(TRECHO DO DOCUMENTO)
"""

Processado o feito, sobreveio sentença (
) proferida nos seguintes termos:Ante exposto, julgo IMPROCEDENTES os pedidos, extinguindo o feito, com resolução do mérito, na forma do art. 487, inciso I , do CPC/2015.
Condeno o INSS ao pagamento de honorários advocatícios, que vão fixados no montante de 10% sobre o valor atualizado da causa, nos termos do art. 85, §2º, do CPC/2015. Índice: INPC.
Sem condenação em custas (art. 4º, inciso I, da Lei n. 9.289/96).
Sentença sujeita à remessa necessária (art. 496, inciso I, do CPC/2015).
Apela o INSS (
).Alega irregularidade na concessão de pensão por morte, uma vez que o instituidor do benefício percebia outra fonte de renda, diversa da rural: um aluguel de pedreira existente na propriedade do segurado falecido, pelo menos desde 1987. Aduz que, após regular trâmite administrativo, restou descaracterizada a condição de segurado especial do instituidor, sendo considerada irregular a concessão da aposentadoria por idade rural e, consequentemente, da pensão por morte. Afirma a possibilidade de cobrança dos valores recebidos indevidamente.
Com contrarrazões.
É o relatório.
VOTO
Juízo de admissibilidade
Recebo o apelo do INSS, pois cabível, tempestivo e isento de preparo.

"""

Registros de limites dos elementos
"""

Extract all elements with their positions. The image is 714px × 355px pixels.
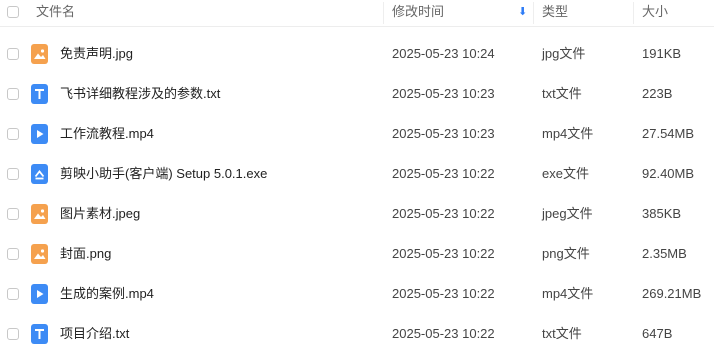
- column-divider[interactable]: [533, 2, 534, 24]
- modified-time: 2025-05-23 10:23: [392, 86, 495, 101]
- column-header-modified[interactable]: 修改时间: [392, 0, 444, 26]
- file-row[interactable]: 飞书详细教程涉及的参数.txt 2025-05-23 10:23 txt文件 223B: [0, 74, 714, 114]
- file-name[interactable]: 剪映小助手(客户端) Setup 5.0.1.exe: [60, 154, 267, 194]
- file-type: mp4文件: [542, 286, 594, 301]
- image-icon: [31, 244, 48, 264]
- file-type: txt文件: [542, 86, 582, 101]
- column-header-type[interactable]: 类型: [542, 0, 568, 26]
- file-row[interactable]: 剪映小助手(客户端) Setup 5.0.1.exe 2025-05-23 10:…: [0, 154, 714, 194]
- file-size: 647B: [642, 326, 673, 341]
- file-row[interactable]: 封面.png 2025-05-23 10:22 png文件 2.35MB: [0, 234, 714, 274]
- file-type: png文件: [542, 246, 590, 261]
- row-checkbox[interactable]: [7, 208, 19, 220]
- file-name[interactable]: 免责声明.jpg: [60, 34, 133, 74]
- file-row[interactable]: 免责声明.jpg 2025-05-23 10:24 jpg文件 191KB: [0, 34, 714, 74]
- file-name[interactable]: 项目介绍.txt: [60, 314, 129, 354]
- file-type: mp4文件: [542, 126, 594, 141]
- video-icon: [31, 284, 48, 304]
- row-checkbox[interactable]: [7, 88, 19, 100]
- file-name[interactable]: 生成的案例.mp4: [60, 274, 154, 314]
- sort-descending-icon[interactable]: ⬇: [518, 0, 527, 26]
- file-type: exe文件: [542, 166, 589, 181]
- modified-time: 2025-05-23 10:22: [392, 246, 495, 261]
- file-list: 文件名 修改时间 ⬇ 类型 大小 免责声明.jpg 2025-05-23 10:2…: [0, 0, 714, 355]
- file-type: jpeg文件: [542, 206, 593, 221]
- column-divider[interactable]: [633, 2, 634, 24]
- file-size: 385KB: [642, 206, 682, 221]
- file-size: 191KB: [642, 46, 682, 61]
- row-checkbox[interactable]: [7, 248, 19, 260]
- table-header: 文件名 修改时间 ⬇ 类型 大小: [0, 0, 714, 27]
- modified-time: 2025-05-23 10:22: [392, 166, 495, 181]
- row-checkbox[interactable]: [7, 328, 19, 340]
- select-all-checkbox[interactable]: [7, 6, 19, 18]
- file-type: jpg文件: [542, 46, 586, 61]
- file-row[interactable]: 工作流教程.mp4 2025-05-23 10:23 mp4文件 27.54MB: [0, 114, 714, 154]
- file-type: txt文件: [542, 326, 582, 341]
- file-size: 27.54MB: [642, 126, 695, 141]
- file-name[interactable]: 封面.png: [60, 234, 111, 274]
- file-size: 223B: [642, 86, 673, 101]
- modified-time: 2025-05-23 10:22: [392, 286, 495, 301]
- image-icon: [31, 44, 48, 64]
- text-icon: [31, 84, 48, 104]
- column-divider[interactable]: [383, 2, 384, 24]
- file-size: 92.40MB: [642, 166, 695, 181]
- file-row[interactable]: 图片素材.jpeg 2025-05-23 10:22 jpeg文件 385KB: [0, 194, 714, 234]
- text-icon: [31, 324, 48, 344]
- column-header-name[interactable]: 文件名: [36, 0, 75, 26]
- file-name[interactable]: 飞书详细教程涉及的参数.txt: [60, 74, 220, 114]
- modified-time: 2025-05-23 10:24: [392, 46, 495, 61]
- modified-time: 2025-05-23 10:22: [392, 206, 495, 221]
- file-size: 2.35MB: [642, 246, 687, 261]
- image-icon: [31, 204, 48, 224]
- row-checkbox[interactable]: [7, 168, 19, 180]
- exe-icon: [31, 164, 48, 184]
- file-row[interactable]: 项目介绍.txt 2025-05-23 10:22 txt文件 647B: [0, 314, 714, 354]
- file-size: 269.21MB: [642, 286, 702, 301]
- row-checkbox[interactable]: [7, 48, 19, 60]
- video-icon: [31, 124, 48, 144]
- column-header-size[interactable]: 大小: [642, 0, 668, 26]
- file-name[interactable]: 工作流教程.mp4: [60, 114, 154, 154]
- row-checkbox[interactable]: [7, 288, 19, 300]
- file-name[interactable]: 图片素材.jpeg: [60, 194, 140, 234]
- modified-time: 2025-05-23 10:22: [392, 326, 495, 341]
- file-row[interactable]: 生成的案例.mp4 2025-05-23 10:22 mp4文件 269.21MB: [0, 274, 714, 314]
- modified-time: 2025-05-23 10:23: [392, 126, 495, 141]
- row-checkbox[interactable]: [7, 128, 19, 140]
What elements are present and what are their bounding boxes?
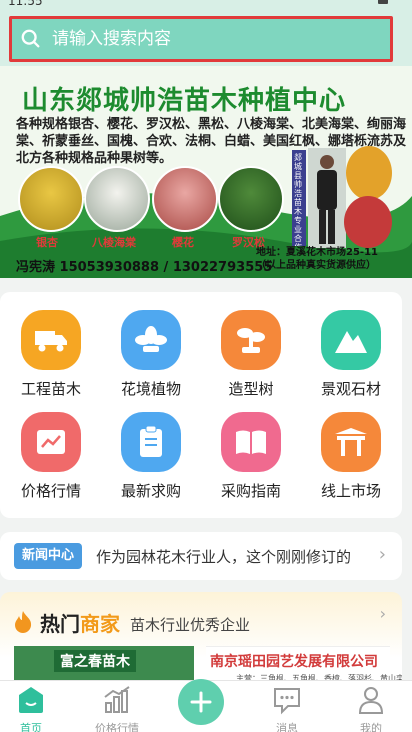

"""

(PARTES DO EXERCÍCIO)
1) Na decisão judicial sobre pensão por morte, em quanto foram fixados os honorários advocatícios a que o INSS foi condenado?
2) Retome a decisão judicial sobre pensão por morte logo após a última frase apresentada.

(RESPOSTAS ÀS TAREFAS)
1) Em 10% sobre o valor atualizado da causa.

2)
Não conhecimento da remessa necessária
Na forma do art. 496, I, do CPC/2015, está sujeita ao duplo grau de jurisdição, não produzindo efeito senão depois de confirmada pelo tribunal, a sentença proferida contra a União, os Estados, o Distrito Federal, os Municípios e suas respectivas autarquias e fundações de direito público; por outro lado, na forma do § 3º, I, dispensa-se a remessa necessária quando a condenação ou o proveito econômico obtido na causa for de valor certo e líquido inferior a 1.000 (mil) salários-mínimos para a União e as respectivas autarquias e fundações de direito público.
Embora ainda não tenha sido calculado o valor da condenação, é possível concluir, com segurança aritmética, que a condenação apenas em honorários não atingirá tal montante (registre-se, inclusive, que à causa foi atribuído o valor de R$ 52.262,21).
Assim, é caso de não conhecimento da remessa necessária.
Mérito
Pontos controvertidos
Nesta instância, é controvertido o seguinte ponto:
- A restituição dos valores recebidos de boa-fé.
Mérito
Ressarcimento ao erário
Quanto ao ponto, a sentença, em fundamentação clara e coerente, concluiu não ser cabível a devolução dos valores recebidos em razão do benefício cessado administrativamente, pois inexistente má-fé das rés, mas equívoco do INSS na interpretação dos fatos e requisitos legais.
Dessa forma, adoto os fundamentos da sentença como razões de decidir:
No caso em tela, consoante se vê dos documentos anexados ao evento 1, PROCADM2, a pensão por morte foi requerida, na esfera administrativa, em 04/06/2002, tendo sido deferido aos dependentes do segurado instituidor, Almerinda Mendes Raymundo (esposa-ré) e Carina Mendes Raymundo (filha do segurado falecido), desde a data do óbito, em 24/05/2002 (evento 1, PROCADM2, página 4, certidão de óbito).
Trata-se de benefício que foi derivado da aposentadoria por idade rural (NB 41/123.886.710-0 (DER e DIB 03/04/2002), a qual o segurado instituidor titularizava na ocasião da morte.
Alega o INSS que a ré, esposa do falecido, agiu de má-fé, pois ao requerer sua aposentadoria por idade rural no âmbito judicial (Ação nº 2009.7158.006284-0) informou, na justificação administrativa, que contava com outra fonte de renda, qual seja, o aluguel de uma pedreira existente na propriedade do casal, desde o ano de 1987.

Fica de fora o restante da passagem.